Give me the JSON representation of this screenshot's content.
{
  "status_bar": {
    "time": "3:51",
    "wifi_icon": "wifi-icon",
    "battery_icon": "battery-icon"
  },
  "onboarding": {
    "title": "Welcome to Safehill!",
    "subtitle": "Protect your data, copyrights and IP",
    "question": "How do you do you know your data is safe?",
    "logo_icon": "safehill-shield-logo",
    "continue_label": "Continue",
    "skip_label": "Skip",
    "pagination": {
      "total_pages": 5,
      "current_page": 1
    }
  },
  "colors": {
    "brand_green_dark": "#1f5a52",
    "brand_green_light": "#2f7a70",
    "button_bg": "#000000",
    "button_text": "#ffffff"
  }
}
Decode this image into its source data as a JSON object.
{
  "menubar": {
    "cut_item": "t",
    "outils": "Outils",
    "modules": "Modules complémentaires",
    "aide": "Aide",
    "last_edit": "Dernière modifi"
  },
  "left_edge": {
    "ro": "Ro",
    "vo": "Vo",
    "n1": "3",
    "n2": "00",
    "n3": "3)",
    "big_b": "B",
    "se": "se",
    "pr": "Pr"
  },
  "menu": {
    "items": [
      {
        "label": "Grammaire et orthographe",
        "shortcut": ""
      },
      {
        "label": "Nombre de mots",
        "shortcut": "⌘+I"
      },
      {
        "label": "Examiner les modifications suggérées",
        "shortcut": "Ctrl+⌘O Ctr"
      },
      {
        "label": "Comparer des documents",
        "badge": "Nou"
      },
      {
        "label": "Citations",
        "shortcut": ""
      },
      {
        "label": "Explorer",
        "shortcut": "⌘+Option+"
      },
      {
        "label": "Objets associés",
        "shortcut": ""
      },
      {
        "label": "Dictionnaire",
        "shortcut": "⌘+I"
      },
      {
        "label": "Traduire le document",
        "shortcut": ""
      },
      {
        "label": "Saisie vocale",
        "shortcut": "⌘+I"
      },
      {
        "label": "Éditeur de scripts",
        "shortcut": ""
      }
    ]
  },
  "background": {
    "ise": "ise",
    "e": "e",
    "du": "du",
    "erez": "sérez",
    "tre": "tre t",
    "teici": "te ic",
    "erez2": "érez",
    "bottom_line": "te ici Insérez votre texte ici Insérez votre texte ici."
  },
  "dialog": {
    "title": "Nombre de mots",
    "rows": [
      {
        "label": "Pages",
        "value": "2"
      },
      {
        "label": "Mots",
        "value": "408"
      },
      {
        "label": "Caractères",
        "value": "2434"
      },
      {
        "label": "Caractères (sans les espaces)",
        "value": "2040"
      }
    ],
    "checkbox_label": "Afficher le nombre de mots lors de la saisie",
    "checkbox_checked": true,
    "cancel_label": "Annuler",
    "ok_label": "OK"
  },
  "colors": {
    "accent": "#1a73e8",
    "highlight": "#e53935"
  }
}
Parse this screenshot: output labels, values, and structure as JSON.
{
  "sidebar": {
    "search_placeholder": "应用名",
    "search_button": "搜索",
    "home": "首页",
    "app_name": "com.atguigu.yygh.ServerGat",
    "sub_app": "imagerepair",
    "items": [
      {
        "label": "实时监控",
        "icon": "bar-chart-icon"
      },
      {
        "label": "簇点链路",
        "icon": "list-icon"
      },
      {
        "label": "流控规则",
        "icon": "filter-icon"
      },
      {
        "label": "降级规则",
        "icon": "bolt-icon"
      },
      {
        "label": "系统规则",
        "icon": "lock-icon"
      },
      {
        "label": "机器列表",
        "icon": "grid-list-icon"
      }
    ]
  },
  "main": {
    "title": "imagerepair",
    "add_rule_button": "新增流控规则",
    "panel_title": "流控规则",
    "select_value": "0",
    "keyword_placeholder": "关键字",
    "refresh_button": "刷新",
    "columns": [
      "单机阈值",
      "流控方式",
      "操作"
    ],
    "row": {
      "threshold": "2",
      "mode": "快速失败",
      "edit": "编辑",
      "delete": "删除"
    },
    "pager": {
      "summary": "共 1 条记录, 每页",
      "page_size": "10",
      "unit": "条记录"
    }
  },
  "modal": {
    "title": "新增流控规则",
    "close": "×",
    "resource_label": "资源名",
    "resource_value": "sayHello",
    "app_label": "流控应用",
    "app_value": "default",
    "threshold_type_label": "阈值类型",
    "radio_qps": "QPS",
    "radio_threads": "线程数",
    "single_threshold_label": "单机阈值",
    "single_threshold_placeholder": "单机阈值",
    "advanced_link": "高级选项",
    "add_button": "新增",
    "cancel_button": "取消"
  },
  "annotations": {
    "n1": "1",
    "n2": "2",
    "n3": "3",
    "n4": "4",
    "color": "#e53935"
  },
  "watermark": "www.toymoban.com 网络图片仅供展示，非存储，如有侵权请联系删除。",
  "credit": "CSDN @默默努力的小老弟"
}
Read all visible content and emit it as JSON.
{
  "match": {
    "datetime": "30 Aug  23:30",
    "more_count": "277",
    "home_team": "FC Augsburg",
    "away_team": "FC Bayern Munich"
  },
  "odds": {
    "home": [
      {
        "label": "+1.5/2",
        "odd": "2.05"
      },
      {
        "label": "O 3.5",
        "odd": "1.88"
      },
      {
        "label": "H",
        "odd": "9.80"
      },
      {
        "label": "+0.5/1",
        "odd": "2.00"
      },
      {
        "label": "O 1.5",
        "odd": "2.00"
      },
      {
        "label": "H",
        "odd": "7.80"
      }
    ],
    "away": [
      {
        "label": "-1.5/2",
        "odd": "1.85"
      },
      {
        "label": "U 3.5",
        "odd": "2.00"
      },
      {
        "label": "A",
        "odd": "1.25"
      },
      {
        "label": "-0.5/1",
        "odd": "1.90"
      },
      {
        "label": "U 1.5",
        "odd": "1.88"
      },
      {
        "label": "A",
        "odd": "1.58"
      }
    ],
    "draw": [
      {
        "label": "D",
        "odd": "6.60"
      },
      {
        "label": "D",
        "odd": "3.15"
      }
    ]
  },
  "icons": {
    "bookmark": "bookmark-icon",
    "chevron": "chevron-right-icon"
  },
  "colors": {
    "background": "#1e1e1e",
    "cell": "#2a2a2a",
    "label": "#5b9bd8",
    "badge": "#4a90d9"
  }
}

####

Directive
Reproduce the material above, every line of it, exactly.

Expected answer
Give me the JSON representation of this screenshot's content.
{
  "status_bar": {
    "time": "3:51",
    "wifi_icon": "wifi-icon",
    "battery_icon": "battery-icon"
  },
  "onboarding": {
    "title": "Welcome to Safehill!",
    "subtitle": "Protect your data, copyrights and IP",
    "question": "How do you do you know your data is safe?",
    "logo_icon": "safehill-shield-logo",
    "continue_label": "Continue",
    "skip_label": "Skip",
    "pagination": {
      "total_pages": 5,
      "current_page": 1
    }
  },
  "colors": {
    "brand_green_dark": "#1f5a52",
    "brand_green_light": "#2f7a70",
    "button_bg": "#000000",
    "button_text": "#ffffff"
  }
}
Decode this image into its source data as a JSON object.
{
  "menubar": {
    "cut_item": "t",
    "outils": "Outils",
    "modules": "Modules complémentaires",
    "aide": "Aide",
    "last_edit": "Dernière modifi"
  },
  "left_edge": {
    "ro": "Ro",
    "vo": "Vo",
    "n1": "3",
    "n2": "00",
    "n3": "3)",
    "big_b": "B",
    "se": "se",
    "pr": "Pr"
  },
  "menu": {
    "items": [
      {
        "label": "Grammaire et orthographe",
        "shortcut": ""
      },
      {
        "label": "Nombre de mots",
        "shortcut": "⌘+I"
      },
      {
        "label": "Examiner les modifications suggérées",
        "shortcut": "Ctrl+⌘O Ctr"
      },
      {
        "label": "Comparer des documents",
        "badge": "Nou"
      },
      {
        "label": "Citations",
        "shortcut": ""
      },
      {
        "label": "Explorer",
        "shortcut": "⌘+Option+"
      },
      {
        "label": "Objets associés",
        "shortcut": ""
      },
      {
        "label": "Dictionnaire",
        "shortcut": "⌘+I"
      },
      {
        "label": "Traduire le document",
        "shortcut": ""
      },
      {
        "label": "Saisie vocale",
        "shortcut": "⌘+I"
      },
      {
        "label": "Éditeur de scripts",
        "shortcut": ""
      }
    ]
  },
  "background": {
    "ise": "ise",
    "e": "e",
    "du": "du",
    "erez": "sérez",
    "tre": "tre t",
    "teici": "te ic",
    "erez2": "érez",
    "bottom_line": "te ici Insérez votre texte ici Insérez votre texte ici."
  },
  "dialog": {
    "title": "Nombre de mots",
    "rows": [
      {
        "label": "Pages",
        "value": "2"
      },
      {
        "label": "Mots",
        "value": "408"
      },
      {
        "label": "Caractères",
        "value": "2434"
      },
      {
        "label": "Caractères (sans les espaces)",
        "value": "2040"
      }
    ],
    "checkbox_label": "Afficher le nombre de mots lors de la saisie",
    "checkbox_checked": true,
    "cancel_label": "Annuler",
    "ok_label": "OK"
  },
  "colors": {
    "accent": "#1a73e8",
    "highlight": "#e53935"
  }
}
Parse this screenshot: output labels, values, and structure as JSON.
{
  "sidebar": {
    "search_placeholder": "应用名",
    "search_button": "搜索",
    "home": "首页",
    "app_name": "com.atguigu.yygh.ServerGat",
    "sub_app": "imagerepair",
    "items": [
      {
        "label": "实时监控",
        "icon": "bar-chart-icon"
      },
      {
        "label": "簇点链路",
        "icon": "list-icon"
      },
      {
        "label": "流控规则",
        "icon": "filter-icon"
      },
      {
        "label": "降级规则",
        "icon": "bolt-icon"
      },
      {
        "label": "系统规则",
        "icon": "lock-icon"
      },
      {
        "label": "机器列表",
        "icon": "grid-list-icon"
      }
    ]
  },
  "main": {
    "title": "imagerepair",
    "add_rule_button": "新增流控规则",
    "panel_title": "流控规则",
    "select_value": "0",
    "keyword_placeholder": "关键字",
    "refresh_button": "刷新",
    "columns": [
      "单机阈值",
      "流控方式",
      "操作"
    ],
    "row": {
      "threshold": "2",
      "mode": "快速失败",
      "edit": "编辑",
      "delete": "删除"
    },
    "pager": {
      "summary": "共 1 条记录, 每页",
      "page_size": "10",
      "unit": "条记录"
    }
  },
  "modal": {
    "title": "新增流控规则",
    "close": "×",
    "resource_label": "资源名",
    "resource_value": "sayHello",
    "app_label": "流控应用",
    "app_value": "default",
    "threshold_type_label": "阈值类型",
    "radio_qps": "QPS",
    "radio_threads": "线程数",
    "single_threshold_label": "单机阈值",
    "single_threshold_placeholder": "单机阈值",
    "advanced_link": "高级选项",
    "add_button": "新增",
    "cancel_button": "取消"
  },
  "annotations": {
    "n1": "1",
    "n2": "2",
    "n3": "3",
    "n4": "4",
    "color": "#e53935"
  },
  "watermark": "www.toymoban.com 网络图片仅供展示，非存储，如有侵权请联系删除。",
  "credit": "CSDN @默默努力的小老弟"
}
Read all visible content and emit it as JSON.
{
  "match": {
    "datetime": "30 Aug  23:30",
    "more_count": "277",
    "home_team": "FC Augsburg",
    "away_team": "FC Bayern Munich"
  },
  "odds": {
    "home": [
      {
        "label": "+1.5/2",
        "odd": "2.05"
      },
      {
        "label": "O 3.5",
        "odd": "1.88"
      },
      {
        "label": "H",
        "odd": "9.80"
      },
      {
        "label": "+0.5/1",
        "odd": "2.00"
      },
      {
        "label": "O 1.5",
        "odd": "2.00"
      },
      {
        "label": "H",
        "odd": "7.80"
      }
    ],
    "away": [
      {
        "label": "-1.5/2",
        "odd": "1.85"
      },
      {
        "label": "U 3.5",
        "odd": "2.00"
      },
      {
        "label": "A",
        "odd": "1.25"
      },
      {
        "label": "-0.5/1",
        "odd": "1.90"
      },
      {
        "label": "U 1.5",
        "odd": "1.88"
      },
      {
        "label": "A",
        "odd": "1.58"
      }
    ],
    "draw": [
      {
        "label": "D",
        "odd": "6.60"
      },
      {
        "label": "D",
        "odd": "3.15"
      }
    ]
  },
  "icons": {
    "bookmark": "bookmark-icon",
    "chevron": "chevron-right-icon"
  },
  "colors": {
    "background": "#1e1e1e",
    "cell": "#2a2a2a",
    "label": "#5b9bd8",
    "badge": "#4a90d9"
  }
}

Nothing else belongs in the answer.